*Set problem 1*: In the records below, turn the lines between the one holding "data-point [555,167,571,184]" and the one holding "Find all labels, buttons, inputs, and", inclusive, into a numbered list, leaving out any blank lines.

*Reading passage*:
---+---

Today we’ve had one of those gorgeous fall days with azure skies and brilliant sunshine, casting slanting shadows across the garden. Soon the air will become chilly again, and the leaves will fall in greater abundance. But now it’s time to gather the clinging seedheads before they are carried off by deer, bunnies, chipmunks and the wind. My paper recycling stash yielded some paper bags for storing my seeds. Paper is best to keep seeds from molding prematurely before they can be sorted and cleaned. So up the hill behind my house I went, clippers in hand, ready to collect seeds from plants that sprang forth naturally out of the soil from my little glen.

---+---

*Set problem 2*: Reproduce the fall seed-gathering passage above between "Today we’ve had" and "my little glen.", inclusive.

---+---

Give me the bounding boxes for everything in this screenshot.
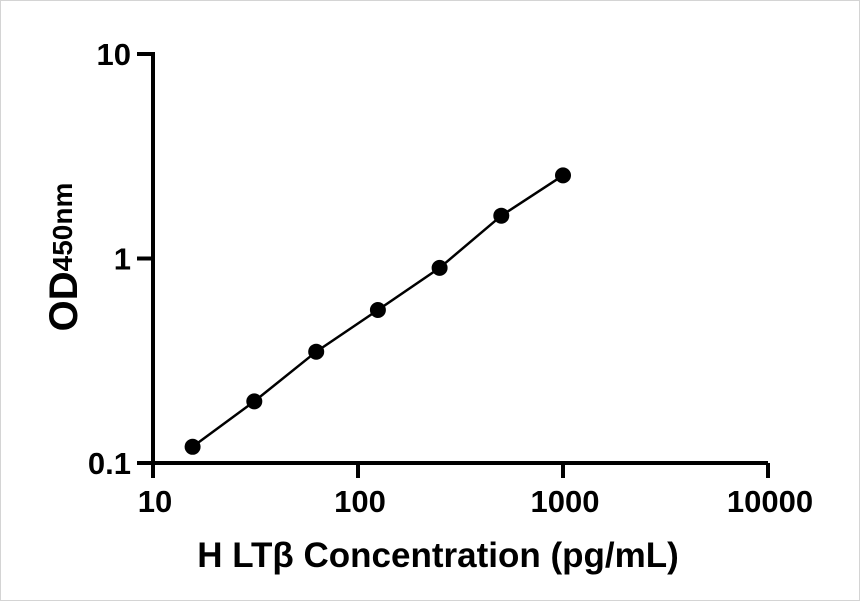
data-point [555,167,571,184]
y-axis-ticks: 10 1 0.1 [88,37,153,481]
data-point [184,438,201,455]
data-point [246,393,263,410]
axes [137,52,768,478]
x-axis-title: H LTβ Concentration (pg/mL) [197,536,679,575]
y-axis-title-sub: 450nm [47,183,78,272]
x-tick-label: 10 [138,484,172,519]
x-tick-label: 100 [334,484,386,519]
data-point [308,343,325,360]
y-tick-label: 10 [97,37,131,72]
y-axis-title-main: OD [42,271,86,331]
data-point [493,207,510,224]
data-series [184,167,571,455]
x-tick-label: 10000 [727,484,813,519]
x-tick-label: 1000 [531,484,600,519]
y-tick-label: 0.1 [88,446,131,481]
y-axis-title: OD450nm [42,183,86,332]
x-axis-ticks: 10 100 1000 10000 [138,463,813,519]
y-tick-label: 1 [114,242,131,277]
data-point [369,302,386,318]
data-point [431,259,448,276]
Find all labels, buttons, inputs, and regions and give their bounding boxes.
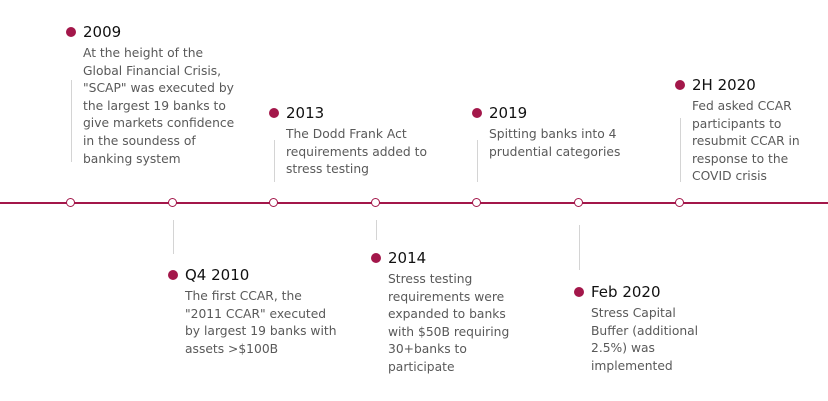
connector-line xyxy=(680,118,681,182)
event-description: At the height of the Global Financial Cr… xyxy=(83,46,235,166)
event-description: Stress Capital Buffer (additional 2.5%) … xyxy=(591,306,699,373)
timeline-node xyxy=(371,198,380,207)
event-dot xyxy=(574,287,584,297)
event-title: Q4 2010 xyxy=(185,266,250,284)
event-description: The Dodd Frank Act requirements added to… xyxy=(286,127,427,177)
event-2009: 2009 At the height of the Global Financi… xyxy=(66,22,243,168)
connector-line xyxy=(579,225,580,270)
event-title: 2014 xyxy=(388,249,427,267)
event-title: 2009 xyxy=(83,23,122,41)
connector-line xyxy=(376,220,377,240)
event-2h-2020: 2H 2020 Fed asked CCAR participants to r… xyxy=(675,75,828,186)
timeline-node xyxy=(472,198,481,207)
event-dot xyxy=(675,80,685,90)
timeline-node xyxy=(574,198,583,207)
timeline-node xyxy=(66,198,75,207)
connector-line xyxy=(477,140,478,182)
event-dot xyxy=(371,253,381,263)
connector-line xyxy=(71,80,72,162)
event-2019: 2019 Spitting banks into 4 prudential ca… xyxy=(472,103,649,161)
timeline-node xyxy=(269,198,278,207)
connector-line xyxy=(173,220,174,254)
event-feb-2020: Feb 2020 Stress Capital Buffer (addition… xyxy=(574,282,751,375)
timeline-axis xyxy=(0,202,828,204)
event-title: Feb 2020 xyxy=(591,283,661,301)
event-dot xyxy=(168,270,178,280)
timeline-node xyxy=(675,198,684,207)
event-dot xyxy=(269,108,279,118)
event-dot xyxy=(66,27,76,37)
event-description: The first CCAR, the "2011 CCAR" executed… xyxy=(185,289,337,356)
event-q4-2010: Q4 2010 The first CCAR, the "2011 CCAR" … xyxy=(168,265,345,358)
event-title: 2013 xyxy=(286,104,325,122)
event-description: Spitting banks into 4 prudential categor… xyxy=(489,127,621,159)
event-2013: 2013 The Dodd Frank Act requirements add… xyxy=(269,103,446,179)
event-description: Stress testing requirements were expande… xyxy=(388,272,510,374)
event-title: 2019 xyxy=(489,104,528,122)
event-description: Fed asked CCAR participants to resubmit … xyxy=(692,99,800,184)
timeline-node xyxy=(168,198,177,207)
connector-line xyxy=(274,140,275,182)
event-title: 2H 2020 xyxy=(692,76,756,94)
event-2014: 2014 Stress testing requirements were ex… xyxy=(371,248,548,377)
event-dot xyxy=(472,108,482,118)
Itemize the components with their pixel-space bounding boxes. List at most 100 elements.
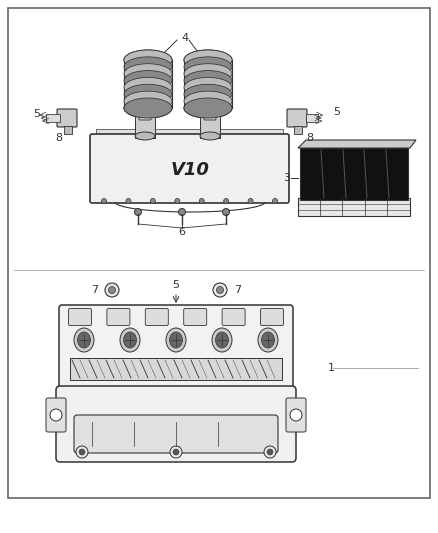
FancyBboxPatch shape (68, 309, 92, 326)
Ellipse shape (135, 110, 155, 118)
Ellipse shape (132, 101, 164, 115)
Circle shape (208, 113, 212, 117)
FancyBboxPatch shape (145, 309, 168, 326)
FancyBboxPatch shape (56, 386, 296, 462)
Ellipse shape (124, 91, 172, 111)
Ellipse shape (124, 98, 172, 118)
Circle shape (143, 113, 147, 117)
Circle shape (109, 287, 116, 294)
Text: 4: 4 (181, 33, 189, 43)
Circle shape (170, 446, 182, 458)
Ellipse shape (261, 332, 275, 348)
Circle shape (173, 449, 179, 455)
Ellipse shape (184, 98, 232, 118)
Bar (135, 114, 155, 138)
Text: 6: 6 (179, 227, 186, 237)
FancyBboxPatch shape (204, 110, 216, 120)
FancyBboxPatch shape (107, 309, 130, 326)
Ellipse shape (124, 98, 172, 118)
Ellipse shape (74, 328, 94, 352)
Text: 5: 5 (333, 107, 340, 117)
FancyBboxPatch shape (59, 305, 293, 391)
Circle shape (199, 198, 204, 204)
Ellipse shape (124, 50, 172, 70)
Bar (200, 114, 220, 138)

---+---

*Full answer 1*:
1. data-point [555,167,571,184]
2. y-axis-ticks: 10 1 0.1 [88,37,153,481]
3. data-point [184,438,201,455]
4. data-point [246,393,263,410]
5. axes [137,52,768,478]
6. x-axis-title: H LTβ Concentration (pg/mL) [197,536,679,575]
7. y-axis-title-sub: 450nm [47,183,78,272]
8. x-tick-label: 10 [138,484,172,519]
9. x-tick-label: 100 [334,484,386,519]
10. data-point [308,343,325,360]
11. y-tick-label: 10 [97,37,131,72]
12. y-axis-title-main: OD [42,271,86,331]
13. data-point [493,207,510,224]
14. data-series [184,167,571,455]
15. x-tick-label: 10000 [727,484,813,519]
16. x-tick-label: 1000 [531,484,600,519]
17. y-tick-label: 0.1 [88,446,131,481]
18. y-axis-title: OD450nm [42,183,86,332]
19. x-axis-ticks: 10 100 1000 10000 [138,463,813,519]
20. y-tick-label: 1 [114,242,131,277]
21. data-point [369,302,386,318]
22. data-point [431,259,448,276]
23. Find all labels, buttons, inputs, and regions and give their bounding boxes.

*Full answer 2*:
Today we’ve had one of those gorgeous fall days with azure skies and brilliant sunshine, casting slanting shadows across the garden. Soon the air will become chilly again, and the leaves will fall in greater abundance. But now it’s time to gather the clinging seedheads before they are carried off by deer, bunnies, chipmunks and the wind. My paper recycling stash yielded some paper bags for storing my seeds. Paper is best to keep seeds from molding prematurely before they can be sorted and cleaned. So up the hill behind my house I went, clippers in hand, ready to collect seeds from plants that sprang forth naturally out of the soil from my little glen.